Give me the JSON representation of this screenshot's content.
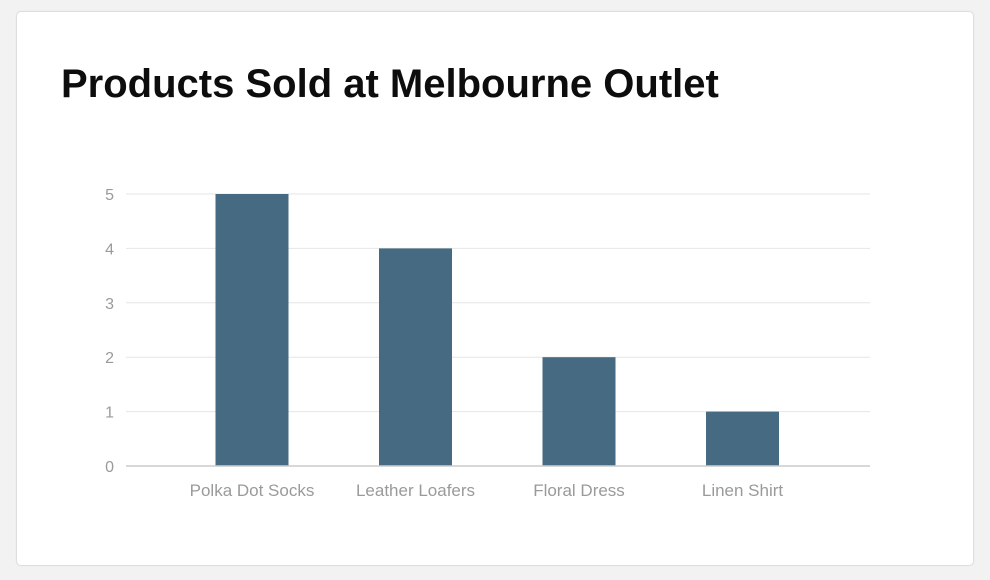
{
  "title": "Products Sold at Melbourne Outlet",
  "colors": {
    "bar": "#456a81",
    "grid": "#e6e6e6",
    "axis": "#cccccc",
    "label": "#9a9a9a"
  },
  "chart_data": {
    "type": "bar",
    "title": "Products Sold at Melbourne Outlet",
    "categories": [
      "Polka Dot Socks",
      "Leather Loafers",
      "Floral Dress",
      "Linen Shirt"
    ],
    "values": [
      5,
      4,
      2,
      1
    ],
    "yticks": [
      0,
      1,
      2,
      3,
      4,
      5
    ],
    "ylim": [
      0,
      5
    ],
    "xlabel": "",
    "ylabel": "",
    "grid": true,
    "legend": "none"
  }
}
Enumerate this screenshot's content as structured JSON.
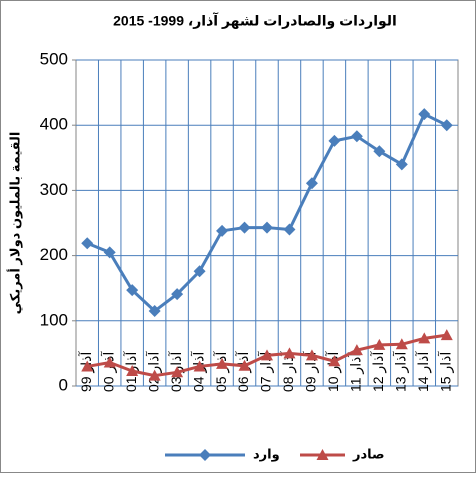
{
  "chart_data": {
    "type": "line",
    "title": "الواردات والصادرات لشهر آذار، 1999- 2015",
    "y_label": "القيمة بالمليون دولار أمريكي",
    "categories": [
      "آذار 99",
      "آذار 00",
      "آذار 01",
      "آذار 02",
      "آذار 03",
      "آذار 04",
      "آذار 05",
      "آذار 06",
      "آذار 07",
      "آذار 08",
      "آذار 09",
      "آذار 10",
      "آذار 11",
      "آذار 12",
      "آذار 13",
      "آذار 14",
      "آذار 15"
    ],
    "series": [
      {
        "name": "وارد",
        "color": "#4a7ebb",
        "marker": "diamond",
        "values": [
          219,
          205,
          147,
          115,
          141,
          176,
          238,
          243,
          243,
          240,
          311,
          376,
          383,
          360,
          340,
          417,
          400
        ]
      },
      {
        "name": "صادر",
        "color": "#be4b48",
        "marker": "triangle",
        "values": [
          30,
          36,
          23,
          16,
          21,
          30,
          34,
          31,
          47,
          50,
          47,
          38,
          55,
          63,
          64,
          73,
          78
        ]
      }
    ],
    "ylim": [
      0,
      500
    ],
    "yticks": [
      0,
      100,
      200,
      300,
      400,
      500
    ],
    "grid": true,
    "legend": "bottom"
  }
}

§ **REQUIREMENT**
Each line containing "title" counts once; state the total number of such lines and nothing else.

§ **RESULT OF THIS EXERCISE**
3